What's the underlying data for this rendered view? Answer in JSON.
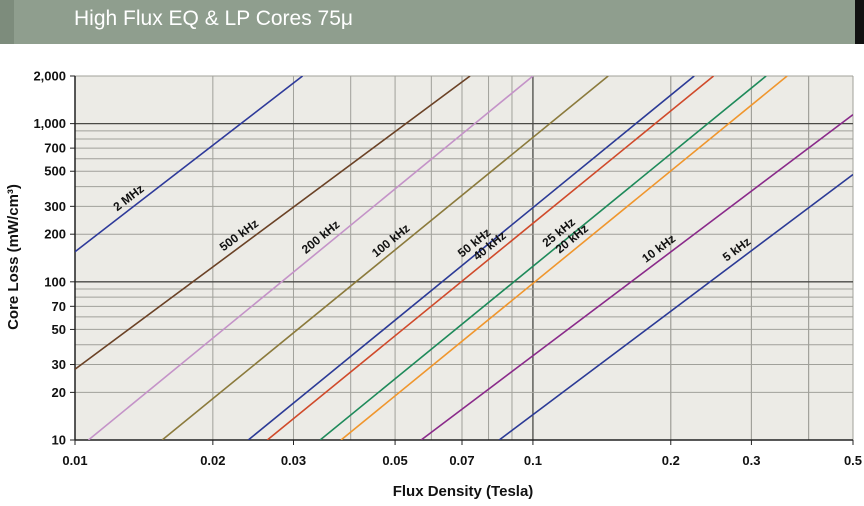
{
  "header": {
    "title": "High Flux EQ & LP Cores 75μ"
  },
  "colors": {
    "plot_bg": "#ecebe6",
    "grid": "#a0a09a",
    "grid_major": "#4a4a46",
    "header_bg": "#8f9e8e"
  },
  "chart_data": {
    "type": "line",
    "title": "",
    "xlabel": "Flux Density (Tesla)",
    "ylabel": "Core Loss (mW/cm³)",
    "xscale": "log",
    "yscale": "log",
    "xlim": [
      0.01,
      0.5
    ],
    "ylim": [
      10,
      2000
    ],
    "grid": true,
    "xticks": [
      {
        "value": 0.01,
        "label": "0.01"
      },
      {
        "value": 0.02,
        "label": "0.02"
      },
      {
        "value": 0.03,
        "label": "0.03"
      },
      {
        "value": 0.05,
        "label": "0.05"
      },
      {
        "value": 0.07,
        "label": "0.07"
      },
      {
        "value": 0.1,
        "label": "0.1"
      },
      {
        "value": 0.2,
        "label": "0.2"
      },
      {
        "value": 0.3,
        "label": "0.3"
      },
      {
        "value": 0.5,
        "label": "0.5"
      }
    ],
    "yticks": [
      {
        "value": 10,
        "label": "10"
      },
      {
        "value": 20,
        "label": "20"
      },
      {
        "value": 30,
        "label": "30"
      },
      {
        "value": 50,
        "label": "50"
      },
      {
        "value": 70,
        "label": "70"
      },
      {
        "value": 100,
        "label": "100"
      },
      {
        "value": 200,
        "label": "200"
      },
      {
        "value": 300,
        "label": "300"
      },
      {
        "value": 500,
        "label": "500"
      },
      {
        "value": 700,
        "label": "700"
      },
      {
        "value": 1000,
        "label": "1,000"
      },
      {
        "value": 2000,
        "label": "2,000"
      }
    ],
    "series": [
      {
        "name": "2 MHz",
        "color": "#2e3a9a",
        "points": [
          [
            0.01,
            155
          ],
          [
            0.0314,
            2000
          ]
        ],
        "label_at": 0.0135
      },
      {
        "name": "500 kHz",
        "color": "#6b4226",
        "points": [
          [
            0.01,
            28
          ],
          [
            0.0729,
            2000
          ]
        ],
        "label_at": 0.0235
      },
      {
        "name": "200 kHz",
        "color": "#c493c8",
        "points": [
          [
            0.0107,
            10
          ],
          [
            0.1,
            2000
          ]
        ],
        "label_at": 0.0355
      },
      {
        "name": "100 kHz",
        "color": "#8b7a3c",
        "points": [
          [
            0.0155,
            10
          ],
          [
            0.146,
            2000
          ]
        ],
        "label_at": 0.0505
      },
      {
        "name": "50 kHz",
        "color": "#2b3a96",
        "points": [
          [
            0.0239,
            10
          ],
          [
            0.225,
            2000
          ]
        ],
        "label_at": 0.0768
      },
      {
        "name": "40 kHz",
        "color": "#d04a2a",
        "points": [
          [
            0.0263,
            10
          ],
          [
            0.248,
            2000
          ]
        ],
        "label_at": 0.083
      },
      {
        "name": "25 kHz",
        "color": "#1e8a5a",
        "points": [
          [
            0.0343,
            10
          ],
          [
            0.323,
            2000
          ]
        ],
        "label_at": 0.1175
      },
      {
        "name": "20 kHz",
        "color": "#f0962d",
        "points": [
          [
            0.0381,
            10
          ],
          [
            0.359,
            2000
          ]
        ],
        "label_at": 0.1255
      },
      {
        "name": "10 kHz",
        "color": "#8a2a8a",
        "points": [
          [
            0.057,
            10
          ],
          [
            0.5,
            1140
          ]
        ],
        "label_at": 0.194
      },
      {
        "name": "5 kHz",
        "color": "#2b3a96",
        "points": [
          [
            0.0844,
            10
          ],
          [
            0.5,
            477
          ]
        ],
        "label_at": 0.287
      }
    ]
  }
}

__Directive__
Omit the pictures and reproduce the listing exactly.

__Solution to the exercise__
What's the underlying data for this rendered view? Answer in JSON.
{
  "header": {
    "title": "High Flux EQ & LP Cores 75μ"
  },
  "colors": {
    "plot_bg": "#ecebe6",
    "grid": "#a0a09a",
    "grid_major": "#4a4a46",
    "header_bg": "#8f9e8e"
  },
  "chart_data": {
    "type": "line",
    "title": "",
    "xlabel": "Flux Density (Tesla)",
    "ylabel": "Core Loss (mW/cm³)",
    "xscale": "log",
    "yscale": "log",
    "xlim": [
      0.01,
      0.5
    ],
    "ylim": [
      10,
      2000
    ],
    "grid": true,
    "xticks": [
      {
        "value": 0.01,
        "label": "0.01"
      },
      {
        "value": 0.02,
        "label": "0.02"
      },
      {
        "value": 0.03,
        "label": "0.03"
      },
      {
        "value": 0.05,
        "label": "0.05"
      },
      {
        "value": 0.07,
        "label": "0.07"
      },
      {
        "value": 0.1,
        "label": "0.1"
      },
      {
        "value": 0.2,
        "label": "0.2"
      },
      {
        "value": 0.3,
        "label": "0.3"
      },
      {
        "value": 0.5,
        "label": "0.5"
      }
    ],
    "yticks": [
      {
        "value": 10,
        "label": "10"
      },
      {
        "value": 20,
        "label": "20"
      },
      {
        "value": 30,
        "label": "30"
      },
      {
        "value": 50,
        "label": "50"
      },
      {
        "value": 70,
        "label": "70"
      },
      {
        "value": 100,
        "label": "100"
      },
      {
        "value": 200,
        "label": "200"
      },
      {
        "value": 300,
        "label": "300"
      },
      {
        "value": 500,
        "label": "500"
      },
      {
        "value": 700,
        "label": "700"
      },
      {
        "value": 1000,
        "label": "1,000"
      },
      {
        "value": 2000,
        "label": "2,000"
      }
    ],
    "series": [
      {
        "name": "2 MHz",
        "color": "#2e3a9a",
        "points": [
          [
            0.01,
            155
          ],
          [
            0.0314,
            2000
          ]
        ],
        "label_at": 0.0135
      },
      {
        "name": "500 kHz",
        "color": "#6b4226",
        "points": [
          [
            0.01,
            28
          ],
          [
            0.0729,
            2000
          ]
        ],
        "label_at": 0.0235
      },
      {
        "name": "200 kHz",
        "color": "#c493c8",
        "points": [
          [
            0.0107,
            10
          ],
          [
            0.1,
            2000
          ]
        ],
        "label_at": 0.0355
      },
      {
        "name": "100 kHz",
        "color": "#8b7a3c",
        "points": [
          [
            0.0155,
            10
          ],
          [
            0.146,
            2000
          ]
        ],
        "label_at": 0.0505
      },
      {
        "name": "50 kHz",
        "color": "#2b3a96",
        "points": [
          [
            0.0239,
            10
          ],
          [
            0.225,
            2000
          ]
        ],
        "label_at": 0.0768
      },
      {
        "name": "40 kHz",
        "color": "#d04a2a",
        "points": [
          [
            0.0263,
            10
          ],
          [
            0.248,
            2000
          ]
        ],
        "label_at": 0.083
      },
      {
        "name": "25 kHz",
        "color": "#1e8a5a",
        "points": [
          [
            0.0343,
            10
          ],
          [
            0.323,
            2000
          ]
        ],
        "label_at": 0.1175
      },
      {
        "name": "20 kHz",
        "color": "#f0962d",
        "points": [
          [
            0.0381,
            10
          ],
          [
            0.359,
            2000
          ]
        ],
        "label_at": 0.1255
      },
      {
        "name": "10 kHz",
        "color": "#8a2a8a",
        "points": [
          [
            0.057,
            10
          ],
          [
            0.5,
            1140
          ]
        ],
        "label_at": 0.194
      },
      {
        "name": "5 kHz",
        "color": "#2b3a96",
        "points": [
          [
            0.0844,
            10
          ],
          [
            0.5,
            477
          ]
        ],
        "label_at": 0.287
      }
    ]
  }
}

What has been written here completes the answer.